▸ **Task requirements**:
**a.** According to the source document, which group identified what researchers believe to be the first zero-day exploit created using AI?
**b.** Output the part of the source document that opens with the words containing "Those old-fashioned tabletop" and closes with "readiness, and execution?".

▸ **Source document**:
══════════
More recently, researchers at Cisco revealed that frontier models from OpenAI, Anthropic, Google, xAI, and Amazon have significantly worse risk profiles when pressured in multi-turn attacks, a discovery that revealed attack success rates are considerably higher than those benchmarked in simulated single-prompt attacks. This, combined with recent news that the Google Threat Intelligence Group identified what researchers believe to be the first zero-day exploit created using AI, represents an entirely new stage in the technological arms race.
Those old-fashioned tabletop exercises where, once a year, you’d get everyone from IT to PR in a room for a couple of days and play out various scenarios and then tick that audit box for another 12 months aren’t going to cut it when attackers are probing on a daily basis. The military is using dynamic cyber ranges to test their real tools, people, and processes, in an exact simulation of their unique environment, against real-world threats like the tactics of Scattered Spider. Without real-world testing of your team’s capabilities, you’re not going to be able to go into an incident scenario confident that everyone’s prepared.
So, what can we learn from how the military prepares for cyberattacks in terms of mindset, readiness, and execution?
Military cyber doctrine starts with the assumption that you will be attacked and so prepare as though an attack is inevitable and not hypothetical. Businesses need to shift their mindset from “preventing breaches” to “detail, contain, and recover” and treat incidents as operational events rather than reputational crises. This reduces panic and leads to better decisions under pressure. It’s also critical for business leaders to understand their true vulnerabilities. Reputational and financial harm is typical collateral damage following a cyberattack, but was this the intended outcome? If sensitive data is compromised, are there persistent threats beyond the initial attack? Just as the military examines the secondary and tertiary impacts of risk scenarios in threat modeling, business leaders have to consider what else beyond their reputation and stock price may be compromised when they are attacked.
══════════
▸ **Document layout detection data**:
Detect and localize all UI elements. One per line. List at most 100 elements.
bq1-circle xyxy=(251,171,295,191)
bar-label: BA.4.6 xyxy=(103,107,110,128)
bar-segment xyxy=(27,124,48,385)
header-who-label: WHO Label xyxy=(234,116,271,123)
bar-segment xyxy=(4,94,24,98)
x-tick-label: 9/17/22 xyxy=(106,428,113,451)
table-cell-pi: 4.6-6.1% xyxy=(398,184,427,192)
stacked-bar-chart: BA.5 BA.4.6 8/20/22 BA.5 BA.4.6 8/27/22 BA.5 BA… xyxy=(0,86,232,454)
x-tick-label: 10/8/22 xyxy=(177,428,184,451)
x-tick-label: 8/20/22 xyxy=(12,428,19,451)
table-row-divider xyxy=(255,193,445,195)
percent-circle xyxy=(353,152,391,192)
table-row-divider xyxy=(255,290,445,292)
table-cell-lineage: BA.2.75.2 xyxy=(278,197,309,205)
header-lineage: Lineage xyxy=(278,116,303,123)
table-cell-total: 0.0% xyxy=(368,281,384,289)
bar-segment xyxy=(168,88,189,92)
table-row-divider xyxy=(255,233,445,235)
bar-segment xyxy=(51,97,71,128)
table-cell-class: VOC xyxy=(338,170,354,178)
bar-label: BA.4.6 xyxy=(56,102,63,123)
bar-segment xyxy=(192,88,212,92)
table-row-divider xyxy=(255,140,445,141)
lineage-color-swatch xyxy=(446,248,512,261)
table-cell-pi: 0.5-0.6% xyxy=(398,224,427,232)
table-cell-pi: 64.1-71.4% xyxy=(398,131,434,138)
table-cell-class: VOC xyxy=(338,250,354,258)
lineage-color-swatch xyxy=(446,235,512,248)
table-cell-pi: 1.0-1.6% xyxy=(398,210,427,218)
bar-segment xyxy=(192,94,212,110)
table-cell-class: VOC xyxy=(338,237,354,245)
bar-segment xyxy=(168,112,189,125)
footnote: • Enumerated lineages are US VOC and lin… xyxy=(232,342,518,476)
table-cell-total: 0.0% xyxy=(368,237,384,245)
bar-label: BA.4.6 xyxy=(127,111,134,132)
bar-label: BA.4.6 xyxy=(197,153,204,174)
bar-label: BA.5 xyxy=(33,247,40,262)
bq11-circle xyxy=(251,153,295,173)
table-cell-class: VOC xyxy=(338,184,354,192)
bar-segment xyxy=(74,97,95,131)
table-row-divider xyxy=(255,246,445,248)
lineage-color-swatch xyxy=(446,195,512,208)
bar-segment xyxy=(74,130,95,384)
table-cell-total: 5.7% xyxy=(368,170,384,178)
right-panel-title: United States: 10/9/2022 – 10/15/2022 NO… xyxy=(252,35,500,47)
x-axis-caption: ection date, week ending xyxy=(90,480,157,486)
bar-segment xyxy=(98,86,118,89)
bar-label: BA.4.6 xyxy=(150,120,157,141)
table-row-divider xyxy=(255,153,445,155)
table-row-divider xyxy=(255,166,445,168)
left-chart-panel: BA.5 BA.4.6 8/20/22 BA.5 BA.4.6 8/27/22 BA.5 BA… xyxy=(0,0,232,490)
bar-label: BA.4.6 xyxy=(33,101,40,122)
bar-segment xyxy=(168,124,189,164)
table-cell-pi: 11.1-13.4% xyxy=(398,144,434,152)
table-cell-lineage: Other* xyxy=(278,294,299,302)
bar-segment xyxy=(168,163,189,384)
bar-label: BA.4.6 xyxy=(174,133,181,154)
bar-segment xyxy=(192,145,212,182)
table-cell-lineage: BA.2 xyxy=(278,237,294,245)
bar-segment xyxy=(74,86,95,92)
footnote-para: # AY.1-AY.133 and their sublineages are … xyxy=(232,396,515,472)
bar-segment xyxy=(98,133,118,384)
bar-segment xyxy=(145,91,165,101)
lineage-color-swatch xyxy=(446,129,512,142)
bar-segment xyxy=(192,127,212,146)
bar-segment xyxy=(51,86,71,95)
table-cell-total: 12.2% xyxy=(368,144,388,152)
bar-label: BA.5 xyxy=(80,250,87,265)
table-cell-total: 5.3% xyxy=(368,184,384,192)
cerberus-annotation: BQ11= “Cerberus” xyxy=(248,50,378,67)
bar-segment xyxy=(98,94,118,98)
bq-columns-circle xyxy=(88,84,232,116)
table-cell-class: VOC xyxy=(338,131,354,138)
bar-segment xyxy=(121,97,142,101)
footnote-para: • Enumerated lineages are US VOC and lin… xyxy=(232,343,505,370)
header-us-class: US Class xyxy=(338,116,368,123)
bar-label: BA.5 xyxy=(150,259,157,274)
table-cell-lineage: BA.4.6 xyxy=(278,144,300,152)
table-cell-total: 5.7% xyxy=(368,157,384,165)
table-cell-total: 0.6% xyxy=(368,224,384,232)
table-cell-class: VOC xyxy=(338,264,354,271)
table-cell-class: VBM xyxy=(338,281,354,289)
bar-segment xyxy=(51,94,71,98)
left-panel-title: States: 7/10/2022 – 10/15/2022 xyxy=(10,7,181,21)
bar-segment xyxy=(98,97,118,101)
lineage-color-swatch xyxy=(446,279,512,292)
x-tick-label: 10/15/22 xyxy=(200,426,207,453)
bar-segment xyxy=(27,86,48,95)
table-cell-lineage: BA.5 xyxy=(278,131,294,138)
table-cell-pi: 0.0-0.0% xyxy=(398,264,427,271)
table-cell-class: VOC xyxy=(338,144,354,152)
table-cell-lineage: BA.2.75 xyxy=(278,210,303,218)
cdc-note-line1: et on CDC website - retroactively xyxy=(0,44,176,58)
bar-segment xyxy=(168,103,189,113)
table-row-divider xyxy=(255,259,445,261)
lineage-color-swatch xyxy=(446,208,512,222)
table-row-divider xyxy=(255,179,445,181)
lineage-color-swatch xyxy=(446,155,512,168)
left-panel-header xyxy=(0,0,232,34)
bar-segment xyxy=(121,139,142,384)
══════════
▸ **Exercise responses**:
**a.** The Google Threat Intelligence Group.

**b.**
Those old-fashioned tabletop exercises where, once a year, you’d get everyone from IT to PR in a room for a couple of days and play out various scenarios and then tick that audit box for another 12 months aren’t going to cut it when attackers are probing on a daily basis. The military is using dynamic cyber ranges to test their real tools, people, and processes, in an exact simulation of their unique environment, against real-world threats like the tactics of Scattered Spider. Without real-world testing of your team’s capabilities, you’re not going to be able to go into an incident scenario confident that everyone’s prepared.
So, what can we learn from how the military prepares for cyberattacks in terms of mindset, readiness, and execution?